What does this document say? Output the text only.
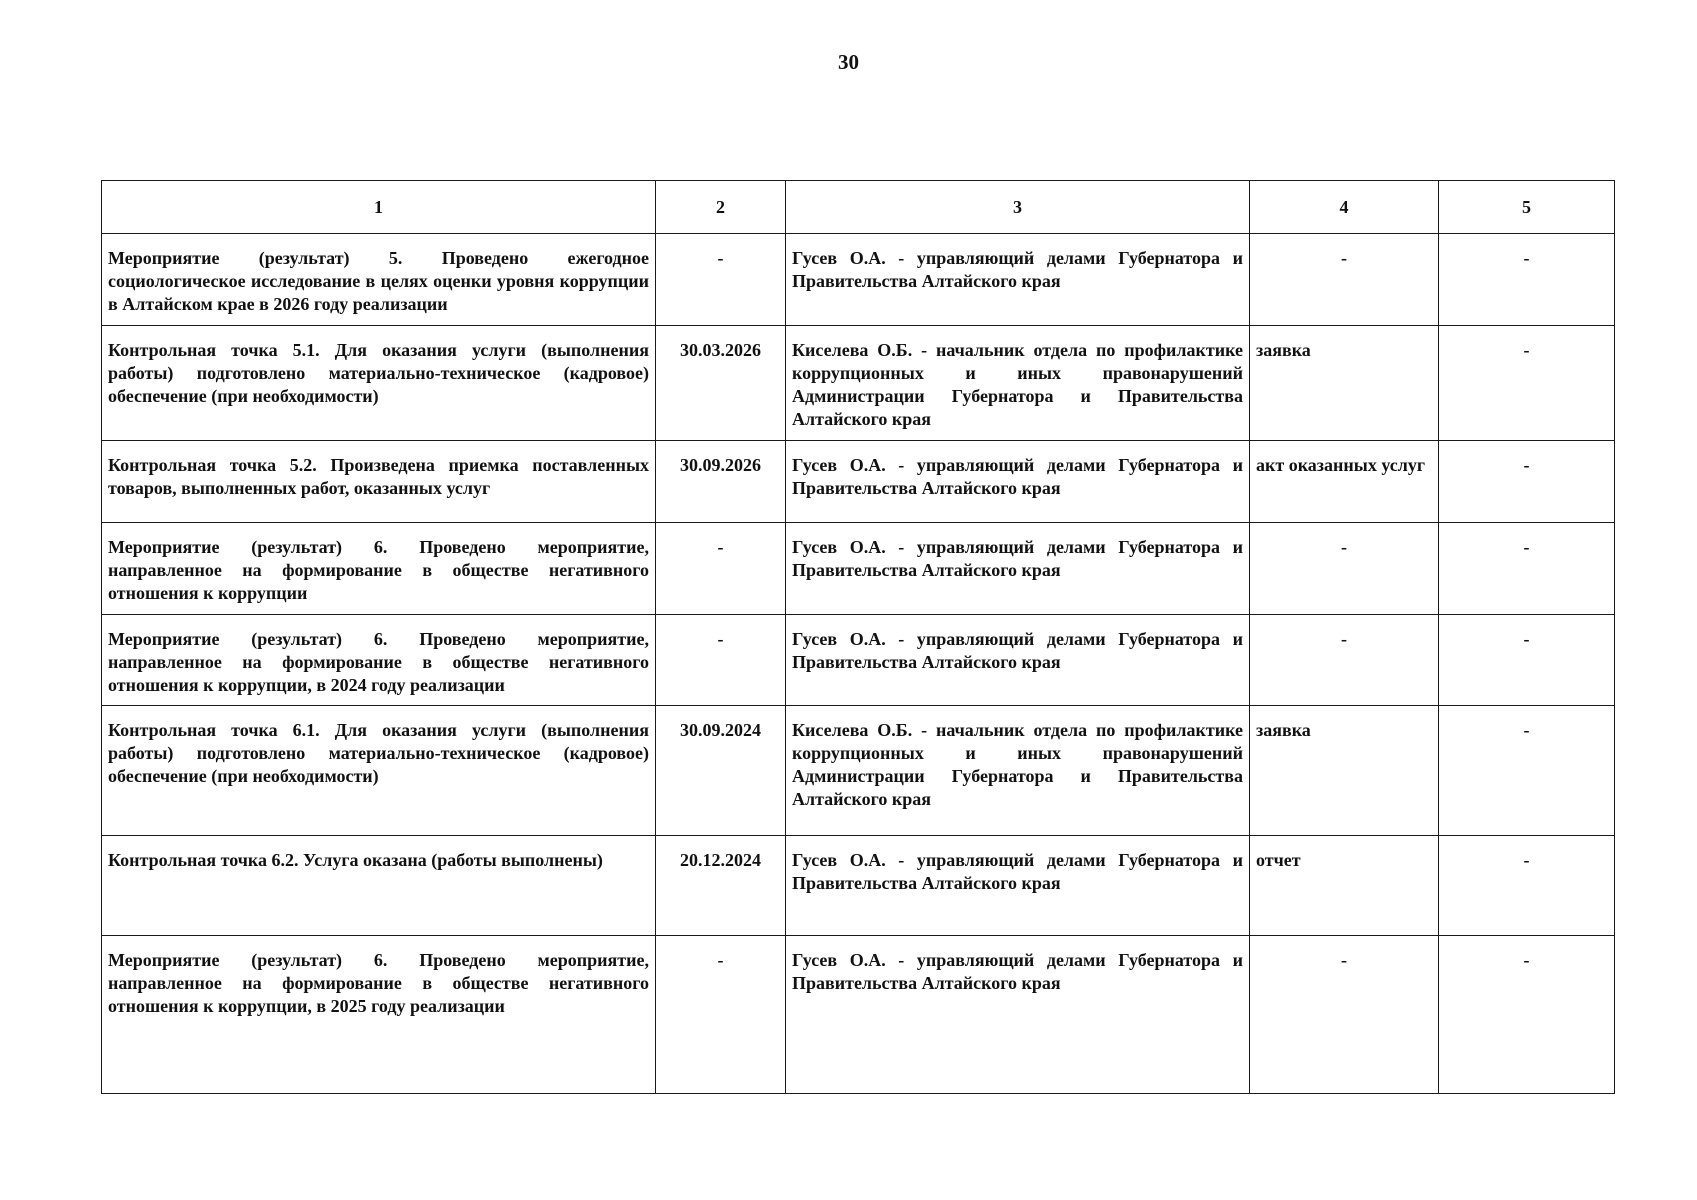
30
1	2	3	4	5
Мероприятие (результат) 5. Проведено ежегодное социологическое исследование в целях оценки уровня коррупции в Алтайском крае в 2026 году реализации	-	Гусев О.А. - управляющий делами Губернатора и Правительства Алтайского края	-	-
Контрольная точка 5.1. Для оказания услуги (выполнения работы) подготовлено материально-техническое (кадровое) обеспечение (при необходимости)	30.03.2026	Киселева О.Б. - начальник отдела по профилактике коррупционных и иных правонарушений Администрации Губернатора и Правительства Алтайского края	заявка	-
Контрольная точка 5.2. Произведена приемка поставленных товаров, выполненных работ, оказанных услуг	30.09.2026	Гусев О.А. - управляющий делами Губернатора и Правительства Алтайского края	акт оказанных услуг	-
Мероприятие (результат) 6. Проведено мероприятие, направленное на формирование в обществе негативного отношения к коррупции	-	Гусев О.А. - управляющий делами Губернатора и Правительства Алтайского края	-	-
Мероприятие (результат) 6. Проведено мероприятие, направленное на формирование в обществе негативного отношения к коррупции, в 2024 году реализации	-	Гусев О.А. - управляющий делами Губернатора и Правительства Алтайского края	-	-
Контрольная точка 6.1. Для оказания услуги (выполнения работы) подготовлено материально-техническое (кадровое) обеспечение (при необходимости)	30.09.2024	Киселева О.Б. - начальник отдела по профилактике коррупционных и иных правонарушений Администрации Губернатора и Правительства Алтайского края	заявка	-
Контрольная точка 6.2. Услуга оказана (работы выполнены)	20.12.2024	Гусев О.А. - управляющий делами Губернатора и Правительства Алтайского края	отчет	-
Мероприятие (результат) 6. Проведено мероприятие, направленное на формирование в обществе негативного отношения к коррупции, в 2025 году реализации	-	Гусев О.А. - управляющий делами Губернатора и Правительства Алтайского края	-	-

Stated exercise:
From the records above, pull out every line containing the word "негативного".

The reply:
Мероприятие (результат) 6. Проведено мероприятие, направленное на формирование в обществе негативного отношения к коррупции	-	Гусев О.А. - управляющий делами Губернатора и Правительства Алтайского края	-	-
Мероприятие (результат) 6. Проведено мероприятие, направленное на формирование в обществе негативного отношения к коррупции, в 2024 году реализации	-	Гусев О.А. - управляющий делами Губернатора и Правительства Алтайского края	-	-
Мероприятие (результат) 6. Проведено мероприятие, направленное на формирование в обществе негативного отношения к коррупции, в 2025 году реализации	-	Гусев О.А. - управляющий делами Губернатора и Правительства Алтайского края	-	-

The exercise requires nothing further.